What needs to be done: Return each entry exactly, with none missing.
[START Exercise materials]
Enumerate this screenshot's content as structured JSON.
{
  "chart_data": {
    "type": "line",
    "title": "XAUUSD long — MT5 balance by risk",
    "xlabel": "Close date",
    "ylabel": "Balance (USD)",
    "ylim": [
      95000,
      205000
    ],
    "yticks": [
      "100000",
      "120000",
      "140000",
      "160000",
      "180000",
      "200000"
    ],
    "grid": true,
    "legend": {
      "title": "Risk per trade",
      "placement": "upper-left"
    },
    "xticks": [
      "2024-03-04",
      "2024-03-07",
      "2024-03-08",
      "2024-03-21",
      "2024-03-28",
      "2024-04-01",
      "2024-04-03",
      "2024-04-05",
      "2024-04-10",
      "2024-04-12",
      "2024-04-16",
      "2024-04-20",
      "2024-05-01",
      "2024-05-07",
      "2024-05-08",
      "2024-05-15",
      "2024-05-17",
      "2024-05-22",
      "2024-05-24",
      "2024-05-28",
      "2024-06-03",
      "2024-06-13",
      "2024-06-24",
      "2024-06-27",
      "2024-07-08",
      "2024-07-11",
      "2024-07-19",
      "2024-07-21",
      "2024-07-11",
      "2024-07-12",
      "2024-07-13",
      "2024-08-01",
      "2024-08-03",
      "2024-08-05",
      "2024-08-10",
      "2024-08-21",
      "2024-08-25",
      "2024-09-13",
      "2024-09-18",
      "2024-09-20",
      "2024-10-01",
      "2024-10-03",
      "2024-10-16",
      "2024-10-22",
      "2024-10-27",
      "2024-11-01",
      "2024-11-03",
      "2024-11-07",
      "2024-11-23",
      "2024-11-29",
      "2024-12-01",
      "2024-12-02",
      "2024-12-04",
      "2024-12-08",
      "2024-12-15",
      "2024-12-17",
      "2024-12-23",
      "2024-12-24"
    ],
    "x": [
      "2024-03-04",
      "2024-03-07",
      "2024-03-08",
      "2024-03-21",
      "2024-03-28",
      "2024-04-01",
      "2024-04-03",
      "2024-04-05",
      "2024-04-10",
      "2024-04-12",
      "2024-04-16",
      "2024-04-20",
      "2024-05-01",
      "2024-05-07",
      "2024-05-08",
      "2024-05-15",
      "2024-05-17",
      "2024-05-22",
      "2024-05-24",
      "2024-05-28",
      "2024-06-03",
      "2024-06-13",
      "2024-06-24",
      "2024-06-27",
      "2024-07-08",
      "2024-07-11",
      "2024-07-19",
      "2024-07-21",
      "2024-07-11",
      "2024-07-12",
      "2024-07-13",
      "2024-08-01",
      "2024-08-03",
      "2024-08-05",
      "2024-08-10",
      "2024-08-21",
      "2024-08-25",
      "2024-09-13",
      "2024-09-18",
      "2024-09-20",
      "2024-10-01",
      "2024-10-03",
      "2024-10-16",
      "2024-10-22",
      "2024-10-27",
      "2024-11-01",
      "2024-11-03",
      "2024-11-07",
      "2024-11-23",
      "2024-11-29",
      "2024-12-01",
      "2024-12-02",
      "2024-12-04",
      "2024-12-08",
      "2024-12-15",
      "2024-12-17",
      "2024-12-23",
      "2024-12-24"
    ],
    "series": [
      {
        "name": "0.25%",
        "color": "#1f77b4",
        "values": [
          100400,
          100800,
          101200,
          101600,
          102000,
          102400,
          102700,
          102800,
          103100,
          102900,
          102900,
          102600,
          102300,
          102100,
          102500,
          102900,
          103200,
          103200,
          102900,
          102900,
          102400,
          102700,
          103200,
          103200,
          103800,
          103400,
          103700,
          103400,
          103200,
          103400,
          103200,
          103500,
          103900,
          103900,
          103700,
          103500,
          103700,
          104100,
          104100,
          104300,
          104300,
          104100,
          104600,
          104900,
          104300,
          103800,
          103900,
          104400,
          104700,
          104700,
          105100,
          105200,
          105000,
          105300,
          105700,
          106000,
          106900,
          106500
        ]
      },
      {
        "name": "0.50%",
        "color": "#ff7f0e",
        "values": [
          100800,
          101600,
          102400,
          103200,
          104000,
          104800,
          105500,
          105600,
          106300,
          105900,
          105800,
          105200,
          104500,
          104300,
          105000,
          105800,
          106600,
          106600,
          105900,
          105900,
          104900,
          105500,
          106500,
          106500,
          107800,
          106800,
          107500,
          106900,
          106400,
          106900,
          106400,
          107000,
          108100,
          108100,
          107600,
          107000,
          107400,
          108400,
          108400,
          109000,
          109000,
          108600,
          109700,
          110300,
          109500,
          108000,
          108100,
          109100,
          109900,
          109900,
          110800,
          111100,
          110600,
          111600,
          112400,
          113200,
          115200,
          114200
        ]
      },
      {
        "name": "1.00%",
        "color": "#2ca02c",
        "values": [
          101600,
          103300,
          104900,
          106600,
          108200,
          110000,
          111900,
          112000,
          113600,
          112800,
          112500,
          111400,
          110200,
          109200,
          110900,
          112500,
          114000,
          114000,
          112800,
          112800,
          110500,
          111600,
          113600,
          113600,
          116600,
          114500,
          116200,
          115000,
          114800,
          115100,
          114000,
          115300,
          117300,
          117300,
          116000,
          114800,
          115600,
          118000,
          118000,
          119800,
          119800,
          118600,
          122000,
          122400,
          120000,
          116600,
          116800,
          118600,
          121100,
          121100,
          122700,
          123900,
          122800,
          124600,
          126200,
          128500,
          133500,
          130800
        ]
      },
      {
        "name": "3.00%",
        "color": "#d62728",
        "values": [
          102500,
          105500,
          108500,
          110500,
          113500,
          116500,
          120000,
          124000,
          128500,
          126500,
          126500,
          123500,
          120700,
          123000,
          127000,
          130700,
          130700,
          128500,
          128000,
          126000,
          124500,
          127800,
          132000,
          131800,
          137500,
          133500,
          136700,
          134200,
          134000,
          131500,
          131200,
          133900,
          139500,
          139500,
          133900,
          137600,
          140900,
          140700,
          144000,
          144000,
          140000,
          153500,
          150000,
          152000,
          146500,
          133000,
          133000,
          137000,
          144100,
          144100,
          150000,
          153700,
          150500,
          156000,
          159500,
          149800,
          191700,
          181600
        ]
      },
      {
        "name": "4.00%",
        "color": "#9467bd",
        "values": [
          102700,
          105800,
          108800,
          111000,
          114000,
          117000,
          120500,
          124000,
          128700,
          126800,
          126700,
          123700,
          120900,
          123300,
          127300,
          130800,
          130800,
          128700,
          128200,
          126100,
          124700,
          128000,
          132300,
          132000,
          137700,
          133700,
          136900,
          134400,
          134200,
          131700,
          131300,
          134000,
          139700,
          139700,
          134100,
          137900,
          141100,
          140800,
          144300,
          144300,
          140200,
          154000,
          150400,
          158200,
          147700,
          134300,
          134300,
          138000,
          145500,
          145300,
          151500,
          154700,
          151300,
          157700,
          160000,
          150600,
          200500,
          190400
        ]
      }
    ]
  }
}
[END Exercise materials]
Finished answer:
Enumerate this screenshot's content as structured JSON.
{
  "chart_data": {
    "type": "line",
    "title": "XAUUSD long — MT5 balance by risk",
    "xlabel": "Close date",
    "ylabel": "Balance (USD)",
    "ylim": [
      95000,
      205000
    ],
    "yticks": [
      "100000",
      "120000",
      "140000",
      "160000",
      "180000",
      "200000"
    ],
    "grid": true,
    "legend": {
      "title": "Risk per trade",
      "placement": "upper-left"
    },
    "xticks": [
      "2024-03-04",
      "2024-03-07",
      "2024-03-08",
      "2024-03-21",
      "2024-03-28",
      "2024-04-01",
      "2024-04-03",
      "2024-04-05",
      "2024-04-10",
      "2024-04-12",
      "2024-04-16",
      "2024-04-20",
      "2024-05-01",
      "2024-05-07",
      "2024-05-08",
      "2024-05-15",
      "2024-05-17",
      "2024-05-22",
      "2024-05-24",
      "2024-05-28",
      "2024-06-03",
      "2024-06-13",
      "2024-06-24",
      "2024-06-27",
      "2024-07-08",
      "2024-07-11",
      "2024-07-19",
      "2024-07-21",
      "2024-07-11",
      "2024-07-12",
      "2024-07-13",
      "2024-08-01",
      "2024-08-03",
      "2024-08-05",
      "2024-08-10",
      "2024-08-21",
      "2024-08-25",
      "2024-09-13",
      "2024-09-18",
      "2024-09-20",
      "2024-10-01",
      "2024-10-03",
      "2024-10-16",
      "2024-10-22",
      "2024-10-27",
      "2024-11-01",
      "2024-11-03",
      "2024-11-07",
      "2024-11-23",
      "2024-11-29",
      "2024-12-01",
      "2024-12-02",
      "2024-12-04",
      "2024-12-08",
      "2024-12-15",
      "2024-12-17",
      "2024-12-23",
      "2024-12-24"
    ],
    "x": [
      "2024-03-04",
      "2024-03-07",
      "2024-03-08",
      "2024-03-21",
      "2024-03-28",
      "2024-04-01",
      "2024-04-03",
      "2024-04-05",
      "2024-04-10",
      "2024-04-12",
      "2024-04-16",
      "2024-04-20",
      "2024-05-01",
      "2024-05-07",
      "2024-05-08",
      "2024-05-15",
      "2024-05-17",
      "2024-05-22",
      "2024-05-24",
      "2024-05-28",
      "2024-06-03",
      "2024-06-13",
      "2024-06-24",
      "2024-06-27",
      "2024-07-08",
      "2024-07-11",
      "2024-07-19",
      "2024-07-21",
      "2024-07-11",
      "2024-07-12",
      "2024-07-13",
      "2024-08-01",
      "2024-08-03",
      "2024-08-05",
      "2024-08-10",
      "2024-08-21",
      "2024-08-25",
      "2024-09-13",
      "2024-09-18",
      "2024-09-20",
      "2024-10-01",
      "2024-10-03",
      "2024-10-16",
      "2024-10-22",
      "2024-10-27",
      "2024-11-01",
      "2024-11-03",
      "2024-11-07",
      "2024-11-23",
      "2024-11-29",
      "2024-12-01",
      "2024-12-02",
      "2024-12-04",
      "2024-12-08",
      "2024-12-15",
      "2024-12-17",
      "2024-12-23",
      "2024-12-24"
    ],
    "series": [
      {
        "name": "0.25%",
        "color": "#1f77b4",
        "values": [
          100400,
          100800,
          101200,
          101600,
          102000,
          102400,
          102700,
          102800,
          103100,
          102900,
          102900,
          102600,
          102300,
          102100,
          102500,
          102900,
          103200,
          103200,
          102900,
          102900,
          102400,
          102700,
          103200,
          103200,
          103800,
          103400,
          103700,
          103400,
          103200,
          103400,
          103200,
          103500,
          103900,
          103900,
          103700,
          103500,
          103700,
          104100,
          104100,
          104300,
          104300,
          104100,
          104600,
          104900,
          104300,
          103800,
          103900,
          104400,
          104700,
          104700,
          105100,
          105200,
          105000,
          105300,
          105700,
          106000,
          106900,
          106500
        ]
      },
      {
        "name": "0.50%",
        "color": "#ff7f0e",
        "values": [
          100800,
          101600,
          102400,
          103200,
          104000,
          104800,
          105500,
          105600,
          106300,
          105900,
          105800,
          105200,
          104500,
          104300,
          105000,
          105800,
          106600,
          106600,
          105900,
          105900,
          104900,
          105500,
          106500,
          106500,
          107800,
          106800,
          107500,
          106900,
          106400,
          106900,
          106400,
          107000,
          108100,
          108100,
          107600,
          107000,
          107400,
          108400,
          108400,
          109000,
          109000,
          108600,
          109700,
          110300,
          109500,
          108000,
          108100,
          109100,
          109900,
          109900,
          110800,
          111100,
          110600,
          111600,
          112400,
          113200,
          115200,
          114200
        ]
      },
      {
        "name": "1.00%",
        "color": "#2ca02c",
        "values": [
          101600,
          103300,
          104900,
          106600,
          108200,
          110000,
          111900,
          112000,
          113600,
          112800,
          112500,
          111400,
          110200,
          109200,
          110900,
          112500,
          114000,
          114000,
          112800,
          112800,
          110500,
          111600,
          113600,
          113600,
          116600,
          114500,
          116200,
          115000,
          114800,
          115100,
          114000,
          115300,
          117300,
          117300,
          116000,
          114800,
          115600,
          118000,
          118000,
          119800,
          119800,
          118600,
          122000,
          122400,
          120000,
          116600,
          116800,
          118600,
          121100,
          121100,
          122700,
          123900,
          122800,
          124600,
          126200,
          128500,
          133500,
          130800
        ]
      },
      {
        "name": "3.00%",
        "color": "#d62728",
        "values": [
          102500,
          105500,
          108500,
          110500,
          113500,
          116500,
          120000,
          124000,
          128500,
          126500,
          126500,
          123500,
          120700,
          123000,
          127000,
          130700,
          130700,
          128500,
          128000,
          126000,
          124500,
          127800,
          132000,
          131800,
          137500,
          133500,
          136700,
          134200,
          134000,
          131500,
          131200,
          133900,
          139500,
          139500,
          133900,
          137600,
          140900,
          140700,
          144000,
          144000,
          140000,
          153500,
          150000,
          152000,
          146500,
          133000,
          133000,
          137000,
          144100,
          144100,
          150000,
          153700,
          150500,
          156000,
          159500,
          149800,
          191700,
          181600
        ]
      },
      {
        "name": "4.00%",
        "color": "#9467bd",
        "values": [
          102700,
          105800,
          108800,
          111000,
          114000,
          117000,
          120500,
          124000,
          128700,
          126800,
          126700,
          123700,
          120900,
          123300,
          127300,
          130800,
          130800,
          128700,
          128200,
          126100,
          124700,
          128000,
          132300,
          132000,
          137700,
          133700,
          136900,
          134400,
          134200,
          131700,
          131300,
          134000,
          139700,
          139700,
          134100,
          137900,
          141100,
          140800,
          144300,
          144300,
          140200,
          154000,
          150400,
          158200,
          147700,
          134300,
          134300,
          138000,
          145500,
          145300,
          151500,
          154700,
          151300,
          157700,
          160000,
          150600,
          200500,
          190400
        ]
      }
    ]
  }
}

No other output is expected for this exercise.